- [WHAT YOU NEED TO DO] Please write the listing below out again exactly, leaving every picture behind.

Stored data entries

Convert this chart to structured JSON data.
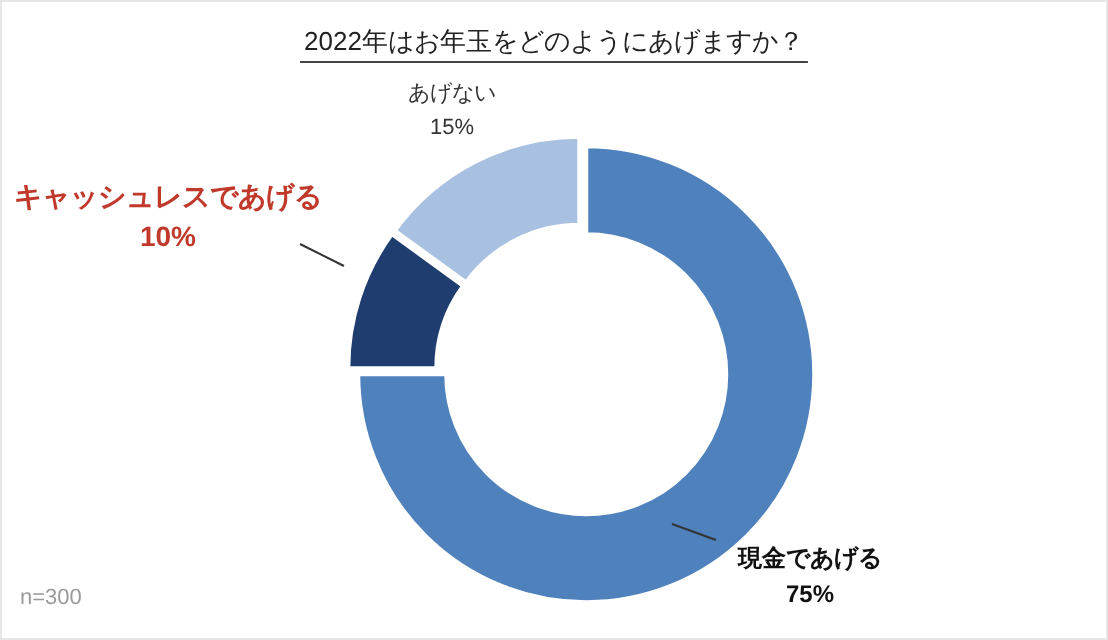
{
  "chart_data": {
    "type": "donut",
    "title": "2022年はお年玉をどのようにあげますか？",
    "categories": [
      "現金であげる",
      "キャッシュレスであげる",
      "あげない"
    ],
    "values": [
      75,
      10,
      15
    ],
    "colors": [
      "#4f81bd",
      "#1f3d6e",
      "#a9c1e0"
    ],
    "value_labels": [
      "75%",
      "10%",
      "15%"
    ],
    "annotations": [
      "n=300"
    ]
  }
}
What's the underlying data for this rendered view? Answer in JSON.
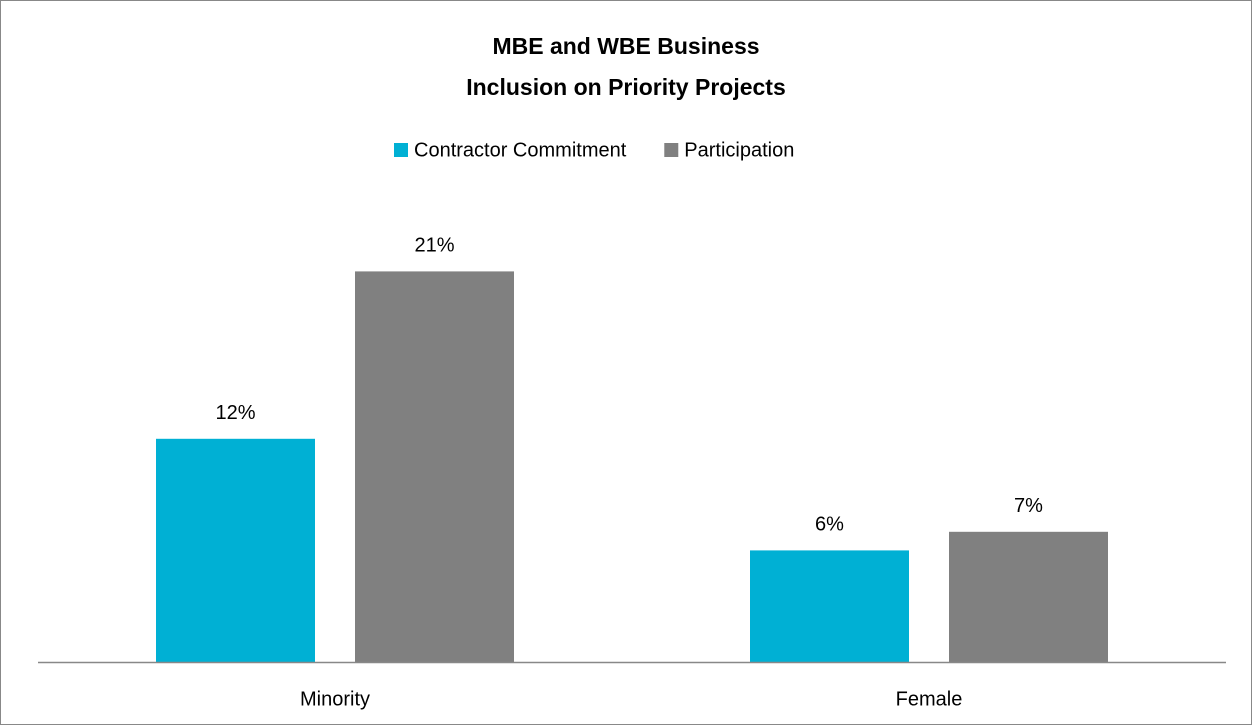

- [ANSWER FOR THE TASK]
Convert this chart to structured JSON data.
{
  "chart_data": {
    "type": "donut",
    "title": "2022年はお年玉をどのようにあげますか？",
    "categories": [
      "現金であげる",
      "キャッシュレスであげる",
      "あげない"
    ],
    "values": [
      75,
      10,
      15
    ],
    "colors": [
      "#4f81bd",
      "#1f3d6e",
      "#a9c1e0"
    ],
    "value_labels": [
      "75%",
      "10%",
      "15%"
    ],
    "annotations": [
      "n=300"
    ]
  }
}
What's the underlying data for this rendered view? Answer in JSON.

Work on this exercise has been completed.